SET TASK: Output the material below unchanged, apart from leaving out the pictures.

THE DATA:
● ● ● ● ●

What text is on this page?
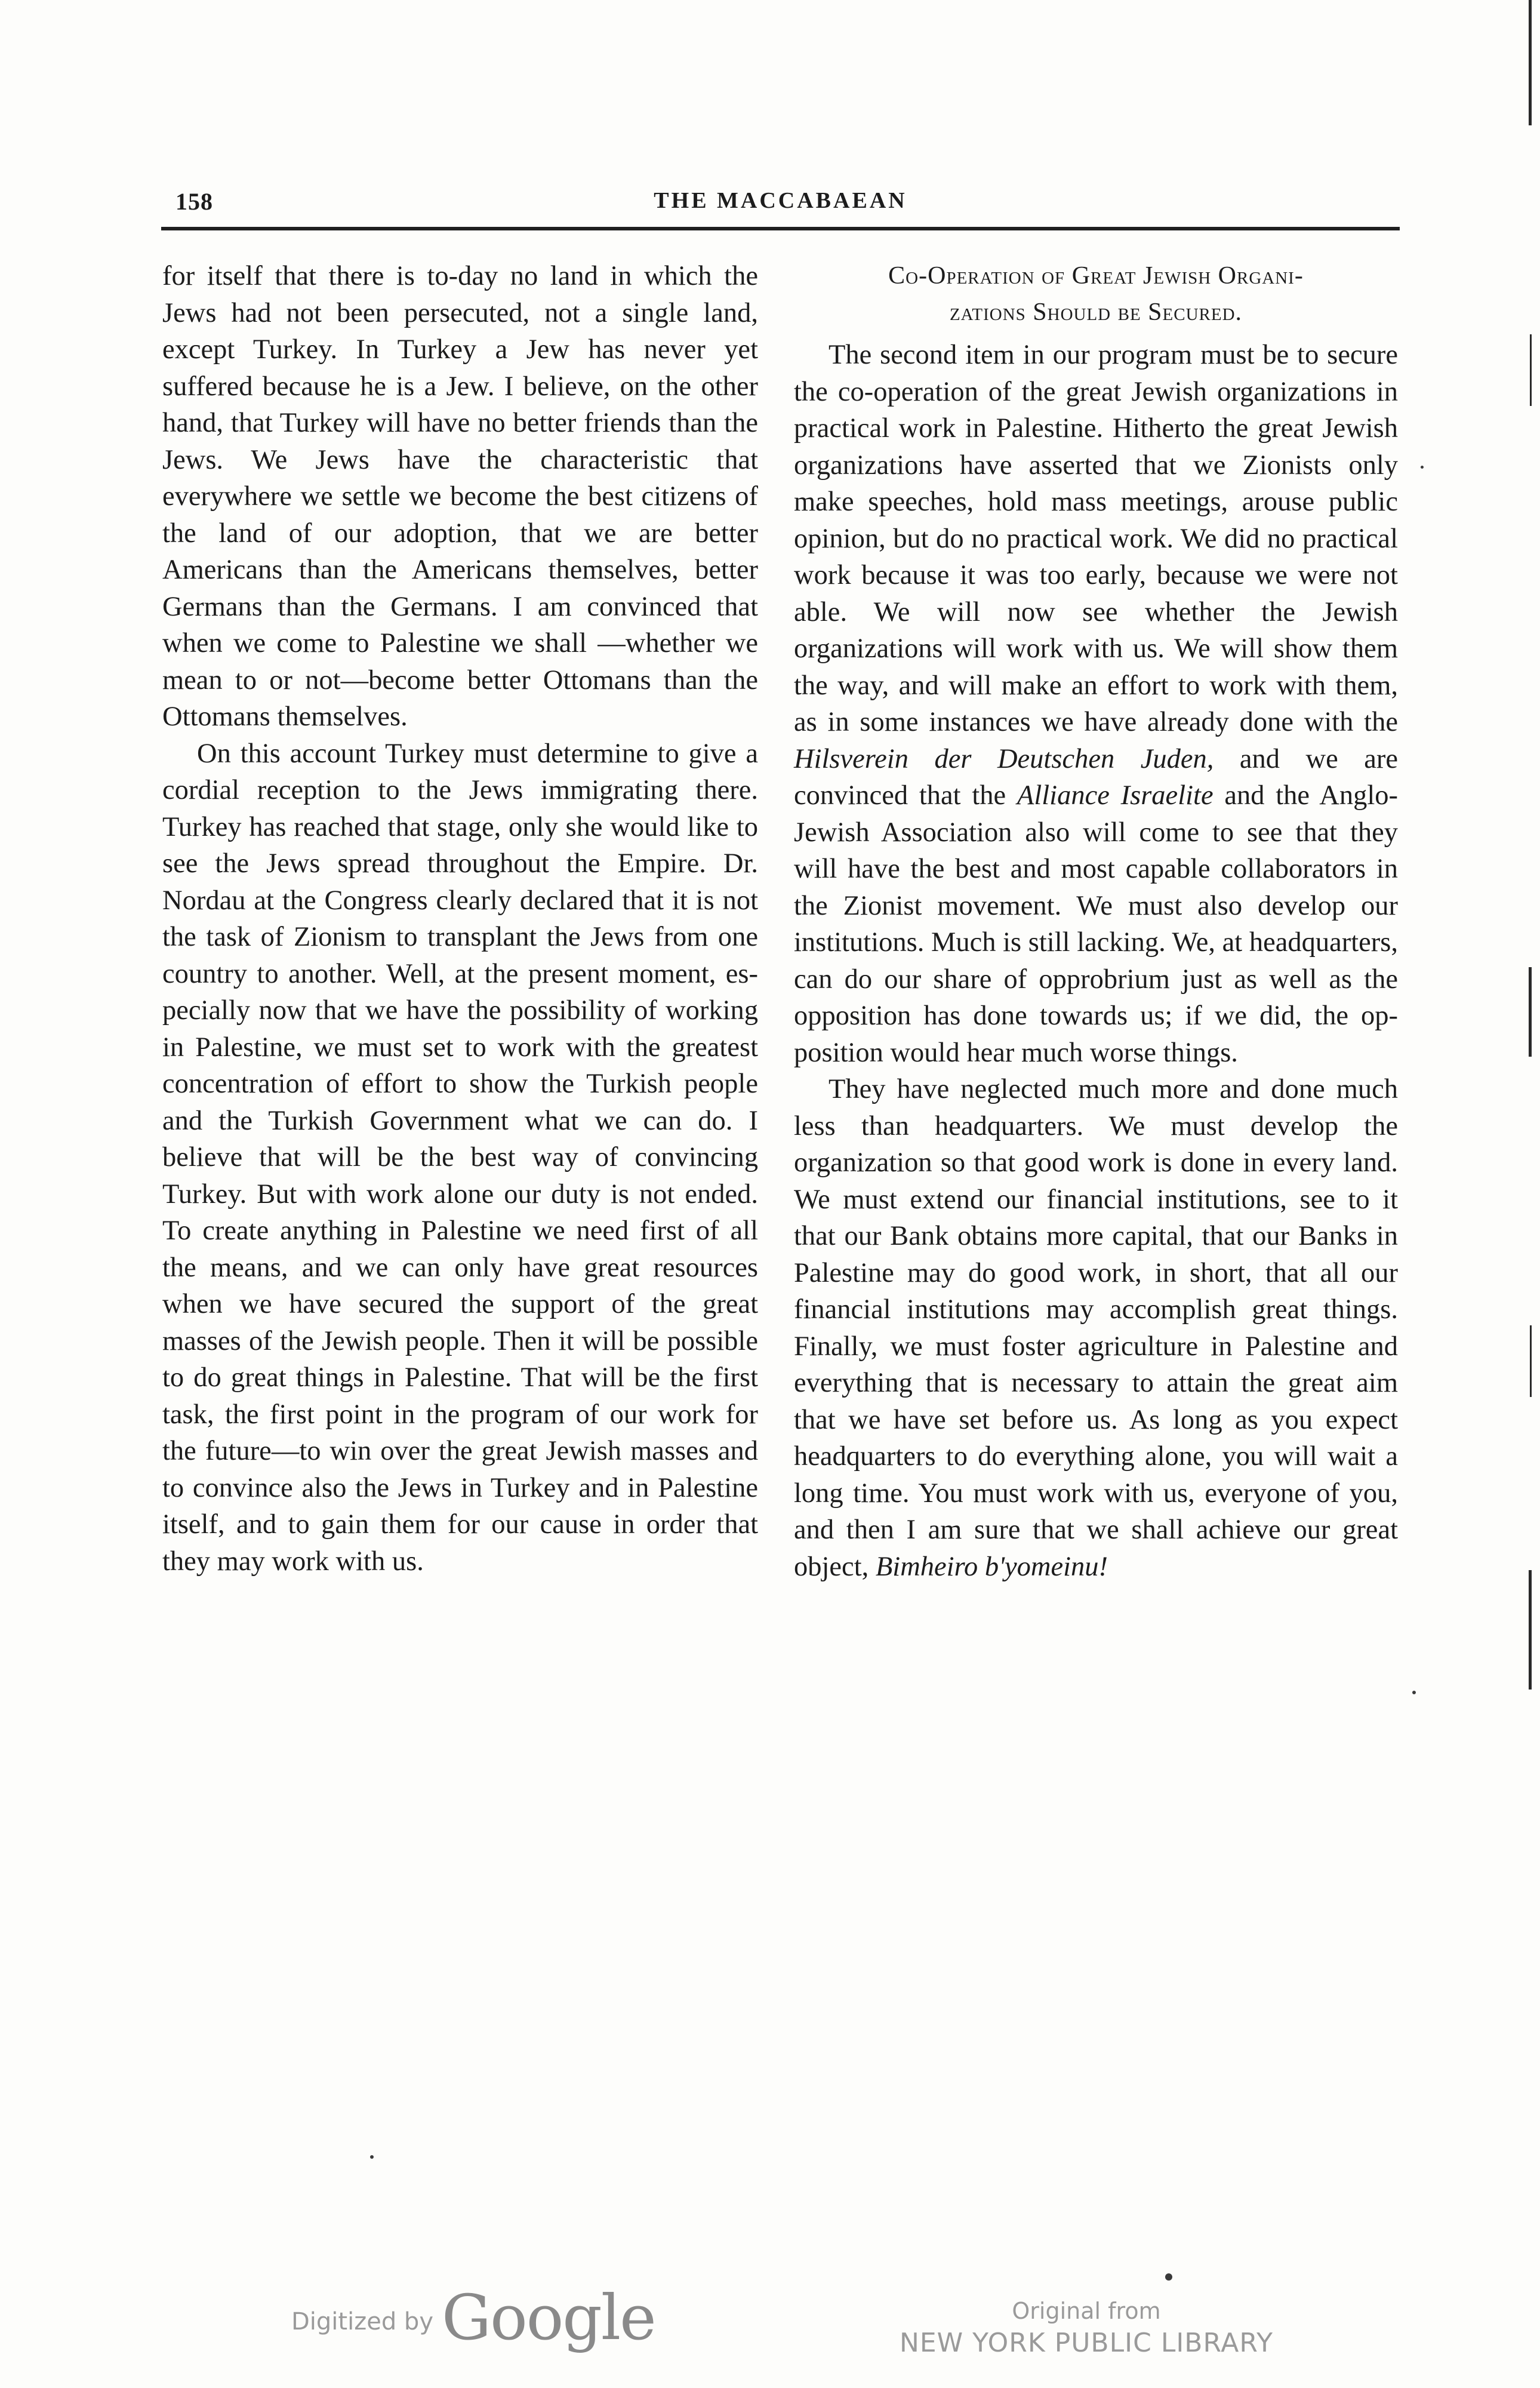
158	THE MACCABAEAN

for itself that there is to-day no land in which the Jews had not been persecuted, not a single land, except Turkey. In Turkey a Jew has never yet suffered because he is a Jew. I believe, on the other hand, that Turkey will have no better friends than the Jews. We Jews have the characteristic that everywhere we settle we become the best citizens of the land of our adoption, that we are better Americans than the Americans themselves, better Germans than the Germans. I am convinced that when we come to Palestine we shall —whether we mean to or not—become better Ottomans than the Ottomans themselves.

On this account Turkey must determine to give a cordial reception to the Jews immigrating there. Turkey has reached that stage, only she would like to see the Jews spread throughout the Empire. Dr. Nordau at the Congress clearly declared that it is not the task of Zionism to transplant the Jews from one country to another. Well, at the present moment, especially now that we have the possibility of working in Palestine, we must set to work with the greatest concentration of effort to show the Turkish people and the Turkish Government what we can do. I believe that will be the best way of convincing Turkey. But with work alone our duty is not ended. To create anything in Palestine we need first of all the means, and we can only have great resources when we have secured the support of the great masses of the Jewish people. Then it will be possible to do great things in Palestine. That will be the first task, the first point in the program of our work for the future—to win over the great Jewish masses and to convince also the Jews in Turkey and in Palestine itself, and to gain them for our cause in order that they may work with us.

Co-Operation of Great Jewish Organi-
zations Should be Secured.

The second item in our program must be to secure the co-operation of the great Jewish organizations in practical work in Palestine. Hitherto the great Jewish organizations have asserted that we Zionists only make speeches, hold mass meetings, arouse public opinion, but do no practical work. We did no practical work because it was too early, because we were not able. We will now see whether the Jewish organizations will work with us. We will show them the way, and will make an effort to work with them, as in some instances we have already done with the Hilsverein der Deutschen Juden, and we are convinced that the Alliance Israelite and the Anglo-Jewish Association also will come to see that they will have the best and most capable collaborators in the Zionist movement. We must also develop our institutions. Much is still lacking. We, at headquarters, can do our share of opprobrium just as well as the opposition has done towards us; if we did, the opposition would hear much worse things.

They have neglected much more and done much less than headquarters. We must develop the organization so that good work is done in every land. We must extend our financial institutions, see to it that our Bank obtains more capital, that our Banks in Palestine may do good work, in short, that all our financial institutions may accomplish great things. Finally, we must foster agriculture in Palestine and everything that is necessary to attain the great aim that we have set before us. As long as you expect headquarters to do everything alone, you will wait a long time. You must work with us, everyone of you, and then I am sure that we shall achieve our great object, Bimheiro b'yomeinu!

Digitized by Google	Original from
NEW YORK PUBLIC LIBRARY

● ● ● ● ●

CORRECT OUTPUT:
What text is on this page?
158	THE MACCABAEAN

for itself that there is to-day no land in which the Jews had not been persecuted, not a single land, except Turkey. In Turkey a Jew has never yet suffered because he is a Jew. I believe, on the other hand, that Turkey will have no better friends than the Jews. We Jews have the characteristic that everywhere we settle we become the best citizens of the land of our adoption, that we are better Americans than the Americans themselves, better Germans than the Germans. I am convinced that when we come to Palestine we shall —whether we mean to or not—become better Ottomans than the Ottomans themselves.

On this account Turkey must determine to give a cordial reception to the Jews immigrating there. Turkey has reached that stage, only she would like to see the Jews spread throughout the Empire. Dr. Nordau at the Congress clearly declared that it is not the task of Zionism to transplant the Jews from one country to another. Well, at the present moment, especially now that we have the possibility of working in Palestine, we must set to work with the greatest concentration of effort to show the Turkish people and the Turkish Government what we can do. I believe that will be the best way of convincing Turkey. But with work alone our duty is not ended. To create anything in Palestine we need first of all the means, and we can only have great resources when we have secured the support of the great masses of the Jewish people. Then it will be possible to do great things in Palestine. That will be the first task, the first point in the program of our work for the future—to win over the great Jewish masses and to convince also the Jews in Turkey and in Palestine itself, and to gain them for our cause in order that they may work with us.

Co-Operation of Great Jewish Organi-
zations Should be Secured.

The second item in our program must be to secure the co-operation of the great Jewish organizations in practical work in Palestine. Hitherto the great Jewish organizations have asserted that we Zionists only make speeches, hold mass meetings, arouse public opinion, but do no practical work. We did no practical work because it was too early, because we were not able. We will now see whether the Jewish organizations will work with us. We will show them the way, and will make an effort to work with them, as in some instances we have already done with the Hilsverein der Deutschen Juden, and we are convinced that the Alliance Israelite and the Anglo-Jewish Association also will come to see that they will have the best and most capable collaborators in the Zionist movement. We must also develop our institutions. Much is still lacking. We, at headquarters, can do our share of opprobrium just as well as the opposition has done towards us; if we did, the opposition would hear much worse things.

They have neglected much more and done much less than headquarters. We must develop the organization so that good work is done in every land. We must extend our financial institutions, see to it that our Bank obtains more capital, that our Banks in Palestine may do good work, in short, that all our financial institutions may accomplish great things. Finally, we must foster agriculture in Palestine and everything that is necessary to attain the great aim that we have set before us. As long as you expect headquarters to do everything alone, you will wait a long time. You must work with us, everyone of you, and then I am sure that we shall achieve our great object, Bimheiro b'yomeinu!

Digitized by Google	Original from
NEW YORK PUBLIC LIBRARY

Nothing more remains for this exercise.